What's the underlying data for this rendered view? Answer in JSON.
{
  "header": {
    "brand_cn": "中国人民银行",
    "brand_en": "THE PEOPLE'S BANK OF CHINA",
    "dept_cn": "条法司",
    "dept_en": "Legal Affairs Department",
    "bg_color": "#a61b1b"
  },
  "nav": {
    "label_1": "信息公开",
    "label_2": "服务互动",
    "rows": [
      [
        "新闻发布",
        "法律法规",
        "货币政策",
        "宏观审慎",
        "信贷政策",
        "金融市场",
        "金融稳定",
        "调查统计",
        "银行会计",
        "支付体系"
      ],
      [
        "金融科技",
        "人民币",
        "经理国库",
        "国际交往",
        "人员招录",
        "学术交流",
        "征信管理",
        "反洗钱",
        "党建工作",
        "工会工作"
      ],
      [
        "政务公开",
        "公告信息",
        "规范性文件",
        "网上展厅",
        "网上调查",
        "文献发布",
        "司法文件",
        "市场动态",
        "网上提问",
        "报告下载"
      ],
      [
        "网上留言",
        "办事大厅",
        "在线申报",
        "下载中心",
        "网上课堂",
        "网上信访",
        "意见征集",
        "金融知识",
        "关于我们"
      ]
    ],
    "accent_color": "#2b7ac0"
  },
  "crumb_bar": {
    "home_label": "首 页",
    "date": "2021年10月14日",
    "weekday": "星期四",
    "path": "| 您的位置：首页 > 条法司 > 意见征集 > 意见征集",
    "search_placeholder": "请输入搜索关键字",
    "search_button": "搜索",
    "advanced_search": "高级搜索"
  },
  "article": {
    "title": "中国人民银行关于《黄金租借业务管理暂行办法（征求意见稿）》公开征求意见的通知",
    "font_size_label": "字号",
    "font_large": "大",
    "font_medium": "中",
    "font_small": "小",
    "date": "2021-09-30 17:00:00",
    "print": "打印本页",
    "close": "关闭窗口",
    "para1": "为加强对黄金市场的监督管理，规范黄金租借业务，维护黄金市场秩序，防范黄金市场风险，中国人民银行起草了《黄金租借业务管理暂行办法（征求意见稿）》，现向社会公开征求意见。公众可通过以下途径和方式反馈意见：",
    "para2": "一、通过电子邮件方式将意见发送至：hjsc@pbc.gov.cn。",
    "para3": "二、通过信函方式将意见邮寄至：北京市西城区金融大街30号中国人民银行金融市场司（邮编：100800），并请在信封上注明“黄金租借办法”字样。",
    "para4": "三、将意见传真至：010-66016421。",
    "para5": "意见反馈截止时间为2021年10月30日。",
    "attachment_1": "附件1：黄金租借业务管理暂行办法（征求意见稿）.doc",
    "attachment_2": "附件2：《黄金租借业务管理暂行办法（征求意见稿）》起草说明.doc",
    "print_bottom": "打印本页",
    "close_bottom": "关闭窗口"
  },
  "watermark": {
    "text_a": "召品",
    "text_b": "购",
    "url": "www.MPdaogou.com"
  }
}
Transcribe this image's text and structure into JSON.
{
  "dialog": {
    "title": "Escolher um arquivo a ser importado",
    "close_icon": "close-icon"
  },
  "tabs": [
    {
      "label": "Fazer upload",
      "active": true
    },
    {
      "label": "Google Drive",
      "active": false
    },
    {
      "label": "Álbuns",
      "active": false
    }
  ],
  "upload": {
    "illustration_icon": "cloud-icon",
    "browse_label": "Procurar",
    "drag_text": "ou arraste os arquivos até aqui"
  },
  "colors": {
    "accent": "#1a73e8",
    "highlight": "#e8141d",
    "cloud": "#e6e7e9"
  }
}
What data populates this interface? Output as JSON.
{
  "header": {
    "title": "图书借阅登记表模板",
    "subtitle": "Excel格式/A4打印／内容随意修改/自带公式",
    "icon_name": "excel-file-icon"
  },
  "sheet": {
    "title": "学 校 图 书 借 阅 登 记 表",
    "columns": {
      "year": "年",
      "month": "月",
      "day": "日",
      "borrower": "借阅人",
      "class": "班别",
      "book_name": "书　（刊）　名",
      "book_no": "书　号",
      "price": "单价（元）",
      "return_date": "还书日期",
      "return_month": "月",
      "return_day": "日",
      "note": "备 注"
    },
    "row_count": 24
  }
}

■ **Given request**: Give only the number of lines that include the word "JSON".

■ **Result**: 3